Material shown:
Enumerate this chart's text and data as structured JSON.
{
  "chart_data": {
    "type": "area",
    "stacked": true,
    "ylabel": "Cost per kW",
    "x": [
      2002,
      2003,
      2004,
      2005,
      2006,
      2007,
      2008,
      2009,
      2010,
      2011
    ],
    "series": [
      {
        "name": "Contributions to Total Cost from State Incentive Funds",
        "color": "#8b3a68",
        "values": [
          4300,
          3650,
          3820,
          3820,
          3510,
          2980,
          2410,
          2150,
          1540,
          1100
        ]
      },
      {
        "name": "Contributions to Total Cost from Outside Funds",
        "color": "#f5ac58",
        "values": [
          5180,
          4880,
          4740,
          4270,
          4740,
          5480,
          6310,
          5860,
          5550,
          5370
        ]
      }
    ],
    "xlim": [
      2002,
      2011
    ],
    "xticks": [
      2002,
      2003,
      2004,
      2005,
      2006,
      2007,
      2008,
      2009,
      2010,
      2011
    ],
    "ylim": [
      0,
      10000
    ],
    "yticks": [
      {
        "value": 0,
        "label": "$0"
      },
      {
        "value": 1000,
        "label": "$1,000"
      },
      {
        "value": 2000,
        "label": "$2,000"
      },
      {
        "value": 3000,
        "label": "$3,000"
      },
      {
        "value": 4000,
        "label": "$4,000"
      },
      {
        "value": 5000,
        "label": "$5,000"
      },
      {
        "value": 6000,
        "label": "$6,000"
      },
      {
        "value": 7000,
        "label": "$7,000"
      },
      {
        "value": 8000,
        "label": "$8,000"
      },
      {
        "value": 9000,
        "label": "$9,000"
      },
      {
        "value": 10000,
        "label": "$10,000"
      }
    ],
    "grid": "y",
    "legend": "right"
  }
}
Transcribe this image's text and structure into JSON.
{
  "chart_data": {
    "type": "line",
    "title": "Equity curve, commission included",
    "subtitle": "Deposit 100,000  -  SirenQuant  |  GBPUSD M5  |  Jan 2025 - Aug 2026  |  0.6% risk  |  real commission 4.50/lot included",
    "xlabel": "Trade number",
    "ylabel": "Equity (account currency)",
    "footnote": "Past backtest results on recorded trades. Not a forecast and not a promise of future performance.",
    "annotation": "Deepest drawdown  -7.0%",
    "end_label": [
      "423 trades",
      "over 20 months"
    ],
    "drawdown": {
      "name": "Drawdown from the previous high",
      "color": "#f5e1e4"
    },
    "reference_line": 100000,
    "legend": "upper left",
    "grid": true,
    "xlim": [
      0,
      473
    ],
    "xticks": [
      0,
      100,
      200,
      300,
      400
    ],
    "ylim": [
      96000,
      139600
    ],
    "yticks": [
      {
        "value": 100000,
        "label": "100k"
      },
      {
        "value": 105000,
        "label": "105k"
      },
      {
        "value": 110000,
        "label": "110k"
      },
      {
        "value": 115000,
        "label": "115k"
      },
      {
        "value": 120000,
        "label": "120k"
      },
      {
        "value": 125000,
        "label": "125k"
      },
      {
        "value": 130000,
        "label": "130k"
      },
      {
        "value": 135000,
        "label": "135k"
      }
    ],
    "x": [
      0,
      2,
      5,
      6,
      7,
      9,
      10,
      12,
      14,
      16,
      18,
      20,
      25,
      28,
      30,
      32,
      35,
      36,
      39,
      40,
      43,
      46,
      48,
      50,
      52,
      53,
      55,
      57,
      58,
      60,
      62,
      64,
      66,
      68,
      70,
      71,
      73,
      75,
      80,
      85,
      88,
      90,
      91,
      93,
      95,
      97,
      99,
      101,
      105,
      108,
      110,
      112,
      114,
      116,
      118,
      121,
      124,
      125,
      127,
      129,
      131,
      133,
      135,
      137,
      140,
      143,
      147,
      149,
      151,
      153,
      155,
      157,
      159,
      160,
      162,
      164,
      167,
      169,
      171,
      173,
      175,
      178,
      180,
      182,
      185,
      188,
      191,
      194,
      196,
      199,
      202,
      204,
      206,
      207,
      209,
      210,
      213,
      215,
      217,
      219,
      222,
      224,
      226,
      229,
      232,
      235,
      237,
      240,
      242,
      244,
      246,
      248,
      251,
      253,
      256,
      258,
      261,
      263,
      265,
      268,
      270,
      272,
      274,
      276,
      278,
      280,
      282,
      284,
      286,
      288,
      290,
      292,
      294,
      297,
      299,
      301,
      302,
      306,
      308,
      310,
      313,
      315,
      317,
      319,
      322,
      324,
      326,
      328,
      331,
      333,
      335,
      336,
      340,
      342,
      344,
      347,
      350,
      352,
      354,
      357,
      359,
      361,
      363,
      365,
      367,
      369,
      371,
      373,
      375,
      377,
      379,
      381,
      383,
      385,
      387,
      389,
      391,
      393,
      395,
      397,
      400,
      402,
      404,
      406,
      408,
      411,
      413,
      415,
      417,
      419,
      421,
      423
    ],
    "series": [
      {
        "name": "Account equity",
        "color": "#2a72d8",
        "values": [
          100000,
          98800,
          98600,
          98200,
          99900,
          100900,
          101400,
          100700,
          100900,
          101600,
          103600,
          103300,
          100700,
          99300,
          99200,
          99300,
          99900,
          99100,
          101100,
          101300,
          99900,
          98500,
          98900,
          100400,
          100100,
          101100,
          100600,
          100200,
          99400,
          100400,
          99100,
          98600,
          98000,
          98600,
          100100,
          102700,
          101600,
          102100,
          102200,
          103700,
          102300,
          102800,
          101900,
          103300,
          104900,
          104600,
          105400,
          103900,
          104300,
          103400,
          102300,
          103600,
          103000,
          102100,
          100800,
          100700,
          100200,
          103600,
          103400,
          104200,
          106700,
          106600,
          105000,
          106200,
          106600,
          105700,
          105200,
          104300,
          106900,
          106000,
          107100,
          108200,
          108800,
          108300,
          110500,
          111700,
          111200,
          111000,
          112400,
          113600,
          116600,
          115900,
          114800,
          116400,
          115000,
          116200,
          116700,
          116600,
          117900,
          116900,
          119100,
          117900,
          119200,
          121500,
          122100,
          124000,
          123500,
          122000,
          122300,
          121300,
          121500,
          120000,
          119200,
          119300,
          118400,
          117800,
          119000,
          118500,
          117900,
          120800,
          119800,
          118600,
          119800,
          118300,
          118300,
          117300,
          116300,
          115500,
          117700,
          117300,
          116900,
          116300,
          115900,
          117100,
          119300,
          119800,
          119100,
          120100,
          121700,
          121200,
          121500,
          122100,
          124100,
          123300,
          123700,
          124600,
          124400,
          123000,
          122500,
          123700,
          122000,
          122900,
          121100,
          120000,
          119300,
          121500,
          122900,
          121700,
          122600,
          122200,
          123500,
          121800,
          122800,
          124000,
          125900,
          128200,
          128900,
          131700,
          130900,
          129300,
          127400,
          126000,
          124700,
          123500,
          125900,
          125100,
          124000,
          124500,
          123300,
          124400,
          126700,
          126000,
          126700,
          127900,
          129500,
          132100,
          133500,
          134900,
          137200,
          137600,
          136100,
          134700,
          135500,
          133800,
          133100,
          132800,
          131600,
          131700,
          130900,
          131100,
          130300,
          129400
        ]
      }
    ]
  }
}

Task to complete: Write the listing out again, exactly as shown above.

Result of the exercise:
Enumerate this chart's text and data as structured JSON.
{
  "chart_data": {
    "type": "area",
    "stacked": true,
    "ylabel": "Cost per kW",
    "x": [
      2002,
      2003,
      2004,
      2005,
      2006,
      2007,
      2008,
      2009,
      2010,
      2011
    ],
    "series": [
      {
        "name": "Contributions to Total Cost from State Incentive Funds",
        "color": "#8b3a68",
        "values": [
          4300,
          3650,
          3820,
          3820,
          3510,
          2980,
          2410,
          2150,
          1540,
          1100
        ]
      },
      {
        "name": "Contributions to Total Cost from Outside Funds",
        "color": "#f5ac58",
        "values": [
          5180,
          4880,
          4740,
          4270,
          4740,
          5480,
          6310,
          5860,
          5550,
          5370
        ]
      }
    ],
    "xlim": [
      2002,
      2011
    ],
    "xticks": [
      2002,
      2003,
      2004,
      2005,
      2006,
      2007,
      2008,
      2009,
      2010,
      2011
    ],
    "ylim": [
      0,
      10000
    ],
    "yticks": [
      {
        "value": 0,
        "label": "$0"
      },
      {
        "value": 1000,
        "label": "$1,000"
      },
      {
        "value": 2000,
        "label": "$2,000"
      },
      {
        "value": 3000,
        "label": "$3,000"
      },
      {
        "value": 4000,
        "label": "$4,000"
      },
      {
        "value": 5000,
        "label": "$5,000"
      },
      {
        "value": 6000,
        "label": "$6,000"
      },
      {
        "value": 7000,
        "label": "$7,000"
      },
      {
        "value": 8000,
        "label": "$8,000"
      },
      {
        "value": 9000,
        "label": "$9,000"
      },
      {
        "value": 10000,
        "label": "$10,000"
      }
    ],
    "grid": "y",
    "legend": "right"
  }
}
Transcribe this image's text and structure into JSON.
{
  "chart_data": {
    "type": "line",
    "title": "Equity curve, commission included",
    "subtitle": "Deposit 100,000  -  SirenQuant  |  GBPUSD M5  |  Jan 2025 - Aug 2026  |  0.6% risk  |  real commission 4.50/lot included",
    "xlabel": "Trade number",
    "ylabel": "Equity (account currency)",
    "footnote": "Past backtest results on recorded trades. Not a forecast and not a promise of future performance.",
    "annotation": "Deepest drawdown  -7.0%",
    "end_label": [
      "423 trades",
      "over 20 months"
    ],
    "drawdown": {
      "name": "Drawdown from the previous high",
      "color": "#f5e1e4"
    },
    "reference_line": 100000,
    "legend": "upper left",
    "grid": true,
    "xlim": [
      0,
      473
    ],
    "xticks": [
      0,
      100,
      200,
      300,
      400
    ],
    "ylim": [
      96000,
      139600
    ],
    "yticks": [
      {
        "value": 100000,
        "label": "100k"
      },
      {
        "value": 105000,
        "label": "105k"
      },
      {
        "value": 110000,
        "label": "110k"
      },
      {
        "value": 115000,
        "label": "115k"
      },
      {
        "value": 120000,
        "label": "120k"
      },
      {
        "value": 125000,
        "label": "125k"
      },
      {
        "value": 130000,
        "label": "130k"
      },
      {
        "value": 135000,
        "label": "135k"
      }
    ],
    "x": [
      0,
      2,
      5,
      6,
      7,
      9,
      10,
      12,
      14,
      16,
      18,
      20,
      25,
      28,
      30,
      32,
      35,
      36,
      39,
      40,
      43,
      46,
      48,
      50,
      52,
      53,
      55,
      57,
      58,
      60,
      62,
      64,
      66,
      68,
      70,
      71,
      73,
      75,
      80,
      85,
      88,
      90,
      91,
      93,
      95,
      97,
      99,
      101,
      105,
      108,
      110,
      112,
      114,
      116,
      118,
      121,
      124,
      125,
      127,
      129,
      131,
      133,
      135,
      137,
      140,
      143,
      147,
      149,
      151,
      153,
      155,
      157,
      159,
      160,
      162,
      164,
      167,
      169,
      171,
      173,
      175,
      178,
      180,
      182,
      185,
      188,
      191,
      194,
      196,
      199,
      202,
      204,
      206,
      207,
      209,
      210,
      213,
      215,
      217,
      219,
      222,
      224,
      226,
      229,
      232,
      235,
      237,
      240,
      242,
      244,
      246,
      248,
      251,
      253,
      256,
      258,
      261,
      263,
      265,
      268,
      270,
      272,
      274,
      276,
      278,
      280,
      282,
      284,
      286,
      288,
      290,
      292,
      294,
      297,
      299,
      301,
      302,
      306,
      308,
      310,
      313,
      315,
      317,
      319,
      322,
      324,
      326,
      328,
      331,
      333,
      335,
      336,
      340,
      342,
      344,
      347,
      350,
      352,
      354,
      357,
      359,
      361,
      363,
      365,
      367,
      369,
      371,
      373,
      375,
      377,
      379,
      381,
      383,
      385,
      387,
      389,
      391,
      393,
      395,
      397,
      400,
      402,
      404,
      406,
      408,
      411,
      413,
      415,
      417,
      419,
      421,
      423
    ],
    "series": [
      {
        "name": "Account equity",
        "color": "#2a72d8",
        "values": [
          100000,
          98800,
          98600,
          98200,
          99900,
          100900,
          101400,
          100700,
          100900,
          101600,
          103600,
          103300,
          100700,
          99300,
          99200,
          99300,
          99900,
          99100,
          101100,
          101300,
          99900,
          98500,
          98900,
          100400,
          100100,
          101100,
          100600,
          100200,
          99400,
          100400,
          99100,
          98600,
          98000,
          98600,
          100100,
          102700,
          101600,
          102100,
          102200,
          103700,
          102300,
          102800,
          101900,
          103300,
          104900,
          104600,
          105400,
          103900,
          104300,
          103400,
          102300,
          103600,
          103000,
          102100,
          100800,
          100700,
          100200,
          103600,
          103400,
          104200,
          106700,
          106600,
          105000,
          106200,
          106600,
          105700,
          105200,
          104300,
          106900,
          106000,
          107100,
          108200,
          108800,
          108300,
          110500,
          111700,
          111200,
          111000,
          112400,
          113600,
          116600,
          115900,
          114800,
          116400,
          115000,
          116200,
          116700,
          116600,
          117900,
          116900,
          119100,
          117900,
          119200,
          121500,
          122100,
          124000,
          123500,
          122000,
          122300,
          121300,
          121500,
          120000,
          119200,
          119300,
          118400,
          117800,
          119000,
          118500,
          117900,
          120800,
          119800,
          118600,
          119800,
          118300,
          118300,
          117300,
          116300,
          115500,
          117700,
          117300,
          116900,
          116300,
          115900,
          117100,
          119300,
          119800,
          119100,
          120100,
          121700,
          121200,
          121500,
          122100,
          124100,
          123300,
          123700,
          124600,
          124400,
          123000,
          122500,
          123700,
          122000,
          122900,
          121100,
          120000,
          119300,
          121500,
          122900,
          121700,
          122600,
          122200,
          123500,
          121800,
          122800,
          124000,
          125900,
          128200,
          128900,
          131700,
          130900,
          129300,
          127400,
          126000,
          124700,
          123500,
          125900,
          125100,
          124000,
          124500,
          123300,
          124400,
          126700,
          126000,
          126700,
          127900,
          129500,
          132100,
          133500,
          134900,
          137200,
          137600,
          136100,
          134700,
          135500,
          133800,
          133100,
          132800,
          131600,
          131700,
          130900,
          131100,
          130300,
          129400
        ]
      }
    ]
  }
}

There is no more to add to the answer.